Entries with figure data
= = =

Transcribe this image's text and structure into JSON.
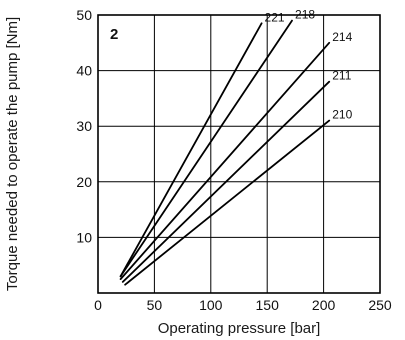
{
  "chart_data": {
    "type": "line",
    "panel_label": "2",
    "xlabel": "Operating pressure [bar]",
    "ylabel": "Torque needed to operate the pump [Nm]",
    "xlim": [
      0,
      250
    ],
    "ylim": [
      0,
      50
    ],
    "x_ticks": [
      "0",
      "50",
      "100",
      "150",
      "200",
      "250"
    ],
    "y_ticks": [
      "10",
      "20",
      "30",
      "40",
      "50"
    ],
    "grid": true,
    "legend": "labels at line ends",
    "series": [
      {
        "name": "221",
        "x": [
          20,
          145
        ],
        "y": [
          3,
          48.5
        ]
      },
      {
        "name": "218",
        "x": [
          20,
          172
        ],
        "y": [
          3,
          49
        ]
      },
      {
        "name": "214",
        "x": [
          20,
          205
        ],
        "y": [
          2.5,
          45
        ]
      },
      {
        "name": "211",
        "x": [
          22,
          205
        ],
        "y": [
          2,
          38
        ]
      },
      {
        "name": "210",
        "x": [
          24,
          205
        ],
        "y": [
          1.5,
          31
        ]
      }
    ]
  }
}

= = =

TASK TO COMPLETE> Look through the entries above and report the number of lines that contain "name". Write only the number.

WRITTEN ANSWER> 5